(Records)
________
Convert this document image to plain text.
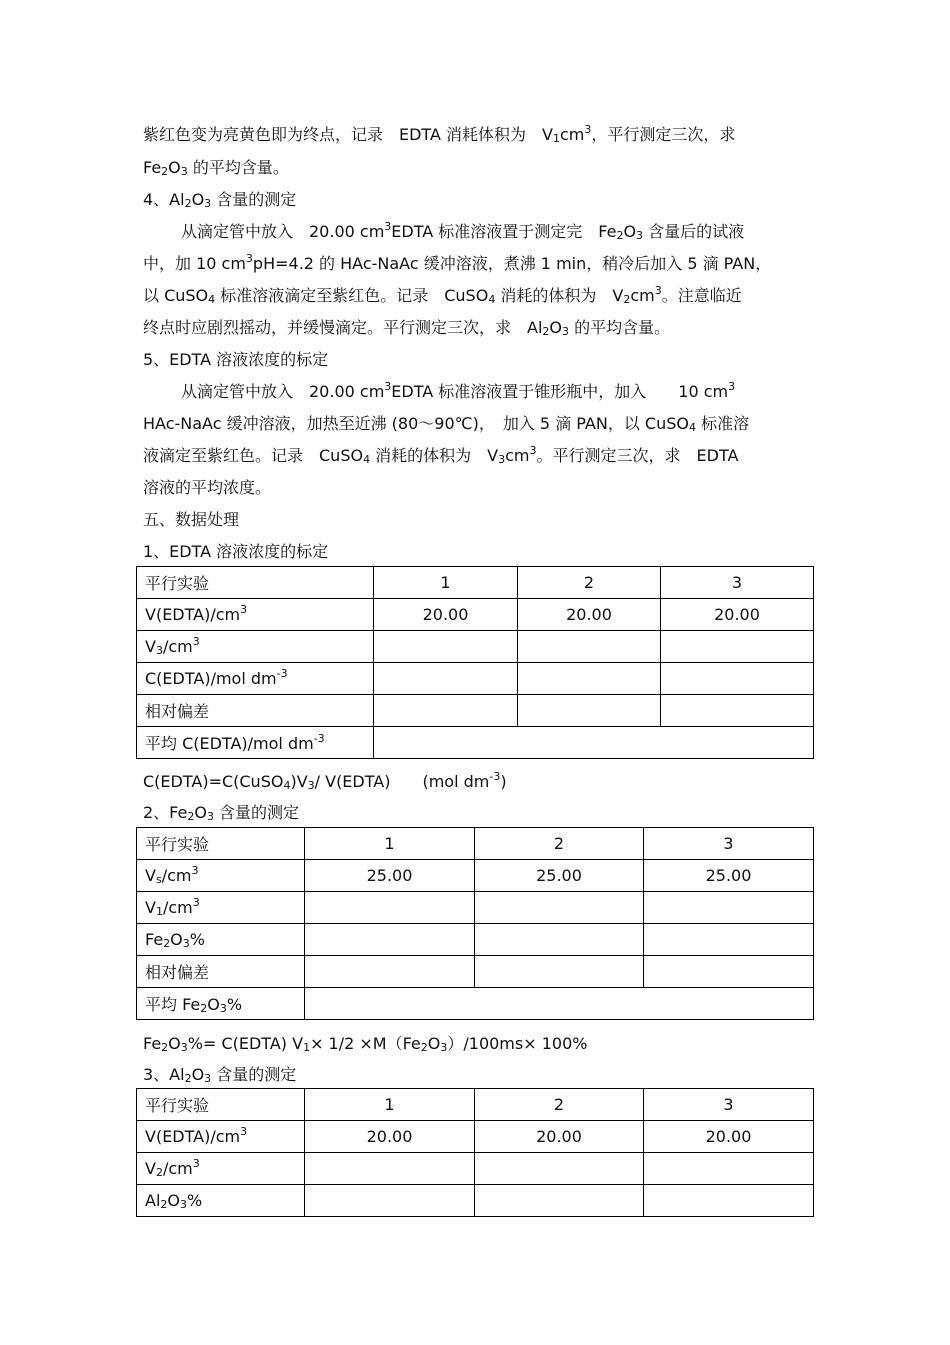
紫红色变为亮黄色即为终点，记录　EDTA 消耗体积为　$V_1cm^3$，平行测定三次，求
$Fe_2O_3$ 的平均含量。
4、$Al_2O_3$ 含量的测定
从滴定管中放入　20.00 $cm^3EDTA$ 标准溶液置于测定完　$Fe_2O_3$ 含量后的试液
中，加 10 $cm^3pH=4.2$ 的 HAc-NaAc 缓冲溶液，煮沸 1 min，稍冷后加入 5 滴 PAN，
以 CuSO$_4$ 标准溶液滴定至紫红色。记录　CuSO$_4$ 消耗的体积为　$V_2cm^3$。注意临近
终点时应剧烈摇动，并缓慢滴定。平行测定三次，求　$Al_2O_3$ 的平均含量。
5、EDTA 溶液浓度的标定
从滴定管中放入　20.00 $cm^3EDTA$ 标准溶液置于锥形瓶中，加入　　10 $cm^3$
HAc-NaAc 缓冲溶液，加热至近沸 (80～90℃)，　加入 5 滴 PAN，以 CuSO$_4$ 标准溶
液滴定至紫红色。记录　CuSO$_4$ 消耗的体积为　$V_3cm^3$。平行测定三次，求　EDTA
溶液的平均浓度。
五、数据处理
1、EDTA 溶液浓度的标定
平行实验	1	2	3
$V(EDTA)/cm^3$	20.00	20.00	20.00
$V_3/cm^3$			
C(EDTA)/mol $dm^{-3}$			
相对偏差			
平均 C(EDTA)/mol $dm^{-3}$	
$C(EDTA)=C(CuSO_4)V_3/$ V(EDTA)　　(mol $dm^{-3}$)
2、$Fe_2O_3$ 含量的测定
平行实验	1	2	3
$V_s/cm^3$	25.00	25.00	25.00
$V_1/cm^3$			
$Fe_2O_3\%$			
相对偏差			
平均 $Fe_2O_3\%$			
$Fe_2O_3\%=$ C(EDTA) $V_1\times 1/2 \times M(Fe_2O_3)/100ms\times 100\%$
3、$Al_2O_3$ 含量的测定
平行实验	1	2	3
$V(EDTA)/cm^3$	20.00	20.00	20.00
$V_2/cm^3$			
$Al_2O_3\%$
________
**WRITTEN TASK**
Scan the data for the word "从滴定管中放入" and copy every line where it shows up.

**THE RESPONSE**
从滴定管中放入　20.00 $cm^3EDTA$ 标准溶液置于测定完　$Fe_2O_3$ 含量后的试液
从滴定管中放入　20.00 $cm^3EDTA$ 标准溶液置于锥形瓶中，加入　　10 $cm^3$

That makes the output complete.